**Exercise instructions**
Using the records that follow, copy every line containing the word "вознагражденія".

**Input for this task**

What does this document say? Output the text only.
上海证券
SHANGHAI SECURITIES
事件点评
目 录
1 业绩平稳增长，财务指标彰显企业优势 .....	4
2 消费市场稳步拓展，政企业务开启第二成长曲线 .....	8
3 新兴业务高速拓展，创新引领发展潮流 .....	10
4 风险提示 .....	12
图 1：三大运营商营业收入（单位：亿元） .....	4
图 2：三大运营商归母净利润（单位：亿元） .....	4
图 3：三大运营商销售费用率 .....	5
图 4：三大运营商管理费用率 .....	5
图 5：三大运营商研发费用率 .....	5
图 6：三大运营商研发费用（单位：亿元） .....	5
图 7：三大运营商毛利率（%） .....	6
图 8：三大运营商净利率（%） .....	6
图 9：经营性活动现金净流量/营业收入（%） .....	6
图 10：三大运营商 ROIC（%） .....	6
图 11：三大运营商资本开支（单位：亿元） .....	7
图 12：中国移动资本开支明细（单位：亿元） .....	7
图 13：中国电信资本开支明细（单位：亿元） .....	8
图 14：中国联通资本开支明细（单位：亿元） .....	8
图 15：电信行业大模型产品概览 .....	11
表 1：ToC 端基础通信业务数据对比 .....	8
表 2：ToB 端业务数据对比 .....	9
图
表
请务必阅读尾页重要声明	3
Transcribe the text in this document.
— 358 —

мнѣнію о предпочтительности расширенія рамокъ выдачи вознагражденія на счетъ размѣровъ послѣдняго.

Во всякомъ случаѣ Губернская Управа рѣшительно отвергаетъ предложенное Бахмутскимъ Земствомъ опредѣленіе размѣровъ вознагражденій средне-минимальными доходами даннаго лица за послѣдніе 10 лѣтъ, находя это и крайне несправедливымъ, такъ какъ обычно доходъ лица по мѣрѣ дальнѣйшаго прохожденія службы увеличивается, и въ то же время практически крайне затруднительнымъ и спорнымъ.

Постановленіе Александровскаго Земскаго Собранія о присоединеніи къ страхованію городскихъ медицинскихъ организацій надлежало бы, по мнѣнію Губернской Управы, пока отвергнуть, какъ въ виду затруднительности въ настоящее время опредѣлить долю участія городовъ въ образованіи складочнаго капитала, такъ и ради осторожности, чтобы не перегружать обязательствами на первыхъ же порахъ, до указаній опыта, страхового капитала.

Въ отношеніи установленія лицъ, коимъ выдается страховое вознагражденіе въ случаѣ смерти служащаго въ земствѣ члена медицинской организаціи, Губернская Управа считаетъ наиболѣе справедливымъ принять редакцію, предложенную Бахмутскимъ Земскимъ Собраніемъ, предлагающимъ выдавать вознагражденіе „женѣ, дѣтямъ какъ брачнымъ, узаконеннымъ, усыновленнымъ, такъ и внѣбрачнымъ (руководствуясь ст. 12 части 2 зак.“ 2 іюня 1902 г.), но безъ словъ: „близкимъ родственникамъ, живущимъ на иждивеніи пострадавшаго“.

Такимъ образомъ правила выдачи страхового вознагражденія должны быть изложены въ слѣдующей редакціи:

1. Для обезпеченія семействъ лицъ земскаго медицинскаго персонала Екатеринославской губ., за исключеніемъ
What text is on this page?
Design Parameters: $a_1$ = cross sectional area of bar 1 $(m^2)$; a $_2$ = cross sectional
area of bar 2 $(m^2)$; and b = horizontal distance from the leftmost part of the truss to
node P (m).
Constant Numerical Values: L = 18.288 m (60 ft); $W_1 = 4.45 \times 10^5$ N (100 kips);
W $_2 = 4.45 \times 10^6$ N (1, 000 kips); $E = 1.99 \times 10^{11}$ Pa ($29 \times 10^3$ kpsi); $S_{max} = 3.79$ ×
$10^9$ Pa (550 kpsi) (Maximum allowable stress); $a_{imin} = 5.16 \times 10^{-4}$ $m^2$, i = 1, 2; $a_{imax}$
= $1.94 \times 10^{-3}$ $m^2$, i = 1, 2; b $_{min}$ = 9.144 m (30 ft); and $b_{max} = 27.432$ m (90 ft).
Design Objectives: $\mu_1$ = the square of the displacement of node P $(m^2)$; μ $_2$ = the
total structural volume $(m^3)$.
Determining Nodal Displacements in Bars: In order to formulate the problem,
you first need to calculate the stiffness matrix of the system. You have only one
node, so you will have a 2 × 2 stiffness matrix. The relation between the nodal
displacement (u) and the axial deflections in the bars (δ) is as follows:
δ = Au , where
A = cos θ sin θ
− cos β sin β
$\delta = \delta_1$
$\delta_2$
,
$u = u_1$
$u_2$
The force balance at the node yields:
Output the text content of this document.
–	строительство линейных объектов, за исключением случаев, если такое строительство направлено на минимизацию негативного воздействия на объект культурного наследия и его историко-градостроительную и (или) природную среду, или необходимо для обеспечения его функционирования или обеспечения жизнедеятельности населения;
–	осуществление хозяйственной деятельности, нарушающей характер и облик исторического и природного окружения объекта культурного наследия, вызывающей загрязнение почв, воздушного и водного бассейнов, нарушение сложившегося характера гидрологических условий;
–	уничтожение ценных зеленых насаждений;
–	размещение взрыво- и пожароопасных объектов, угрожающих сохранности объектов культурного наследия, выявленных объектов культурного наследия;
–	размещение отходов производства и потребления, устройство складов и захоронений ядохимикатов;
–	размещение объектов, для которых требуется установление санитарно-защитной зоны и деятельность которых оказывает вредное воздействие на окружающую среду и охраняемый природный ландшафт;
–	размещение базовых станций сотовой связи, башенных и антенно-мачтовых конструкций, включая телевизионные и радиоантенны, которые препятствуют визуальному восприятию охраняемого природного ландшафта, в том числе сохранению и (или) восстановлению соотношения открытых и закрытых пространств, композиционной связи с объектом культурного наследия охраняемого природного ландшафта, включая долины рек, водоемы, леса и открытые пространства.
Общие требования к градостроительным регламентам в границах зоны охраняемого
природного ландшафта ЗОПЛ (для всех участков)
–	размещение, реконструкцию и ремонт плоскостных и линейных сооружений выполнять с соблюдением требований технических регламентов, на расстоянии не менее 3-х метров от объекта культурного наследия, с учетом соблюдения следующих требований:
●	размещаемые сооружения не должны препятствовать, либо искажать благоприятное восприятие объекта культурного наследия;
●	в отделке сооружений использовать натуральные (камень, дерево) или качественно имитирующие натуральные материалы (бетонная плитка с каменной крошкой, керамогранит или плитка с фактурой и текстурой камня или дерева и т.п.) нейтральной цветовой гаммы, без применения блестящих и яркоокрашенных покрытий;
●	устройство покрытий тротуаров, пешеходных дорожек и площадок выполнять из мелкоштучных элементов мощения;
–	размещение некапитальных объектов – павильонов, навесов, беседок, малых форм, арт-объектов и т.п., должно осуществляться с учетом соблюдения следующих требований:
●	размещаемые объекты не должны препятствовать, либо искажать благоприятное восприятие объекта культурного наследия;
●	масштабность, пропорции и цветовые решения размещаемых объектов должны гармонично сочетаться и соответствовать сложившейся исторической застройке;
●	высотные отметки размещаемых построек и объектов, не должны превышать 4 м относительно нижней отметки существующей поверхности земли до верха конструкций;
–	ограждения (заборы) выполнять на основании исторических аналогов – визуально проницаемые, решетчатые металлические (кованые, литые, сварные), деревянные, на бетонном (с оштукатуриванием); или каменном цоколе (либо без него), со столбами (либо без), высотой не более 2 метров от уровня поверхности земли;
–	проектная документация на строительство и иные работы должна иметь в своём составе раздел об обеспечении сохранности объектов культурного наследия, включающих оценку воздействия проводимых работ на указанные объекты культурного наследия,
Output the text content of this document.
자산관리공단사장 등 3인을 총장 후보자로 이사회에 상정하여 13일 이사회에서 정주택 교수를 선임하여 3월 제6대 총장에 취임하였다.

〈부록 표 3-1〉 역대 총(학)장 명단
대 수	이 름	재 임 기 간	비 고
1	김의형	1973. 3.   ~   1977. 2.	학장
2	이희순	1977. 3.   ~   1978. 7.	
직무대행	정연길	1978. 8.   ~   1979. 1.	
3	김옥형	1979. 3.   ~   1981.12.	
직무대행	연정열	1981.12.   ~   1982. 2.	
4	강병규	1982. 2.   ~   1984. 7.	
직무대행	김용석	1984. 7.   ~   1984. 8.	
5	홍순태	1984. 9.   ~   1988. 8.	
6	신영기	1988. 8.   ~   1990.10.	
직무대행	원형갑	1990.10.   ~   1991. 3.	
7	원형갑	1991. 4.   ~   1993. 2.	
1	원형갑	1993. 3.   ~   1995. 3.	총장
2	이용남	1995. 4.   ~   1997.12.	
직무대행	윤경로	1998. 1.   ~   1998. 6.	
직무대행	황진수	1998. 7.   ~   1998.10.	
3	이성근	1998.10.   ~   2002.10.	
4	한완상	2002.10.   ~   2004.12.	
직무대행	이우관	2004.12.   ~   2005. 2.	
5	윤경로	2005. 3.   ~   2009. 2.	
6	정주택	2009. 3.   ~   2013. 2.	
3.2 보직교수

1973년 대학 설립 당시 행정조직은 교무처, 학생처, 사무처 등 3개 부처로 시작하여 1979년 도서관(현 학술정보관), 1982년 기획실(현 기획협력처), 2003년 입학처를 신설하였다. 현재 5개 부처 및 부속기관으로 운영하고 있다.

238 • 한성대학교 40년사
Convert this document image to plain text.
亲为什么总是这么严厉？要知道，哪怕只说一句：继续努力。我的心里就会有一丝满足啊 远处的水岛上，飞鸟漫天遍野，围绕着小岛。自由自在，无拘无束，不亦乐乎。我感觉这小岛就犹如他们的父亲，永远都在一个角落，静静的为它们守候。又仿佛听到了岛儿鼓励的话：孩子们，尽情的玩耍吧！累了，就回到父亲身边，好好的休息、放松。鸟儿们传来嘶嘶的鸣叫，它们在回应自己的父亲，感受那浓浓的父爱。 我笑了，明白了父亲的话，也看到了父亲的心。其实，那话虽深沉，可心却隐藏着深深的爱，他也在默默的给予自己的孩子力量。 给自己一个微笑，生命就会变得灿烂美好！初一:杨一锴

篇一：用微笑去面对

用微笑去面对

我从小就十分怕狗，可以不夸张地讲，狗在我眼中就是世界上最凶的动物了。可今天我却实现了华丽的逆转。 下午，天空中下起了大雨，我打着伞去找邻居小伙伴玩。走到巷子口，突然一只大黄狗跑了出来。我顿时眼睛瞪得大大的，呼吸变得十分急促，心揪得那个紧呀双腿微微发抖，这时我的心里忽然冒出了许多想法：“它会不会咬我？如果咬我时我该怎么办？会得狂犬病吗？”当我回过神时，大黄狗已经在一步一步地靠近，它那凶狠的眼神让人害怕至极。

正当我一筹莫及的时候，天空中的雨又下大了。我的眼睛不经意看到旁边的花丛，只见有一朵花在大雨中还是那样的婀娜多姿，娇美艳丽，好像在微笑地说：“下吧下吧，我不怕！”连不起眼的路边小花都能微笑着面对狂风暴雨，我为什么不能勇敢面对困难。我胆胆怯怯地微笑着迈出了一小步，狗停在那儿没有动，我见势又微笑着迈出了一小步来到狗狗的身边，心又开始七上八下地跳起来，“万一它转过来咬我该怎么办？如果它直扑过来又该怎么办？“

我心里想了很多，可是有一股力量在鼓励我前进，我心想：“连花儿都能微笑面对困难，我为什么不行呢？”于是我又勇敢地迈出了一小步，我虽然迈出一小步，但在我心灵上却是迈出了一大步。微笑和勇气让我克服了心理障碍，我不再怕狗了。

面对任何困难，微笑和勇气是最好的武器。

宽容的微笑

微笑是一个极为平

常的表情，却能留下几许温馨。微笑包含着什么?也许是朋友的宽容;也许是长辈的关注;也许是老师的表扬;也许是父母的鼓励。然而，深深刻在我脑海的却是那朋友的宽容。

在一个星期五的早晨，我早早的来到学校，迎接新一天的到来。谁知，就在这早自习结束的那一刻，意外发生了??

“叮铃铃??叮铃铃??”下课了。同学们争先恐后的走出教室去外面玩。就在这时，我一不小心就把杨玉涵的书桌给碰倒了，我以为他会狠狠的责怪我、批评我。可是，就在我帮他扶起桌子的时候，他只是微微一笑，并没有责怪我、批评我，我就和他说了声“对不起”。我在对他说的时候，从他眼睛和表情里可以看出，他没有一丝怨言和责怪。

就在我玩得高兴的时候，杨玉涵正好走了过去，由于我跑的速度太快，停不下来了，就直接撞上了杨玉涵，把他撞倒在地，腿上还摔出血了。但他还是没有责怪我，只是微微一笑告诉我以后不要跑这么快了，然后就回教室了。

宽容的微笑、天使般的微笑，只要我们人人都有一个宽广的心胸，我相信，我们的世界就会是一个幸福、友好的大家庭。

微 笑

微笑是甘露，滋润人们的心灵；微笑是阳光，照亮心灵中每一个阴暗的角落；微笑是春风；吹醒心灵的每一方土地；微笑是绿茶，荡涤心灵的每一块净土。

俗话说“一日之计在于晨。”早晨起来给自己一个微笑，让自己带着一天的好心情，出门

**Exercise result**
мнѣнію о предпочтительности расширенія рамокъ выдачи вознагражденія на счетъ размѣровъ послѣдняго.
Такимъ образомъ правила выдачи страхового вознагражденія должны быть изложены въ слѣдующей редакціи:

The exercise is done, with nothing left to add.